Look through the data and write out every line with the word "关节脱位手法整复术" in it.
==== SUPPLIED MATERIAL ====
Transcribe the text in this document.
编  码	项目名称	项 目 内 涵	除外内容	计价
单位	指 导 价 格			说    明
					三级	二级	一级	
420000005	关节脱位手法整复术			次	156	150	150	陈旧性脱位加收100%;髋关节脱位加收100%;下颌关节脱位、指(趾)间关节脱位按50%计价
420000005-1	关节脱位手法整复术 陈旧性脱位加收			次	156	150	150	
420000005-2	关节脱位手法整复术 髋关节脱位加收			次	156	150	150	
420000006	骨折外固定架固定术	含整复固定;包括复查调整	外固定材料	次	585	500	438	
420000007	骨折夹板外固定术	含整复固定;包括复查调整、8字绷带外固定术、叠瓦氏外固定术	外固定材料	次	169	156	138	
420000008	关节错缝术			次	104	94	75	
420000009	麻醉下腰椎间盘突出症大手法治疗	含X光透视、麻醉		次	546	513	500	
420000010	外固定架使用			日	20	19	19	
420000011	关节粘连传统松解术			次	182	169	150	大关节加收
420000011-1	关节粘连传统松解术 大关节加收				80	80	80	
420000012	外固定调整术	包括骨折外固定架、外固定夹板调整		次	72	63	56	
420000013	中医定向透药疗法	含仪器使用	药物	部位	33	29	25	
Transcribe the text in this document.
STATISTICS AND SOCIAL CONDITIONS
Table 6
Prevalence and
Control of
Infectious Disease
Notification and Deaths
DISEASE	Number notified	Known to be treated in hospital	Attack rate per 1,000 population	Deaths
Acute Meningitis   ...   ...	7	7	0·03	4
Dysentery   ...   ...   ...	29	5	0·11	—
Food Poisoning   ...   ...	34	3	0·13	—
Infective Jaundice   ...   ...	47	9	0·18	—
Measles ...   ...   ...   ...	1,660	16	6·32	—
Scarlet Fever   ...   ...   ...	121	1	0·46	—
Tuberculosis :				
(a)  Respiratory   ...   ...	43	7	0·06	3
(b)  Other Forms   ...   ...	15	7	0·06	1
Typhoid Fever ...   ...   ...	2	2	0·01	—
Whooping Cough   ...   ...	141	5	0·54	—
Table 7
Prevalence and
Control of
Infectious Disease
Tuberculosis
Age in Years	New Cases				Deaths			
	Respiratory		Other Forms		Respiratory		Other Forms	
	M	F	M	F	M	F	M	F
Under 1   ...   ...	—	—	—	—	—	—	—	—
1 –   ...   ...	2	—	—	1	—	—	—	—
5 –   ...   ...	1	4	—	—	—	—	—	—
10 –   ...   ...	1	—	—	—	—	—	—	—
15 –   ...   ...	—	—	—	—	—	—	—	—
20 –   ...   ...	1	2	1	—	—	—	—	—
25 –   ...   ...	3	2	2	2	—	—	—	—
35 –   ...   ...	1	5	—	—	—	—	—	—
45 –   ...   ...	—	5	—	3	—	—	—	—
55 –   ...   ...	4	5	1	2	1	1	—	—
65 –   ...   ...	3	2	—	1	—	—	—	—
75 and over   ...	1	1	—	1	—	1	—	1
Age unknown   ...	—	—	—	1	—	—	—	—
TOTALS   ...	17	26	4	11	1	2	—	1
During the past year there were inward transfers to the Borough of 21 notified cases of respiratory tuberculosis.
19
====
**TASK RESULT**
420000005	关节脱位手法整复术			次	156	150	150	陈旧性脱位加收100%;髋关节脱位加收100%;下颌关节脱位、指(趾)间关节脱位按50%计价
420000005-1	关节脱位手法整复术 陈旧性脱位加收			次	156	150	150	
420000005-2	关节脱位手法整复术 髋关节脱位加收			次	156	150	150	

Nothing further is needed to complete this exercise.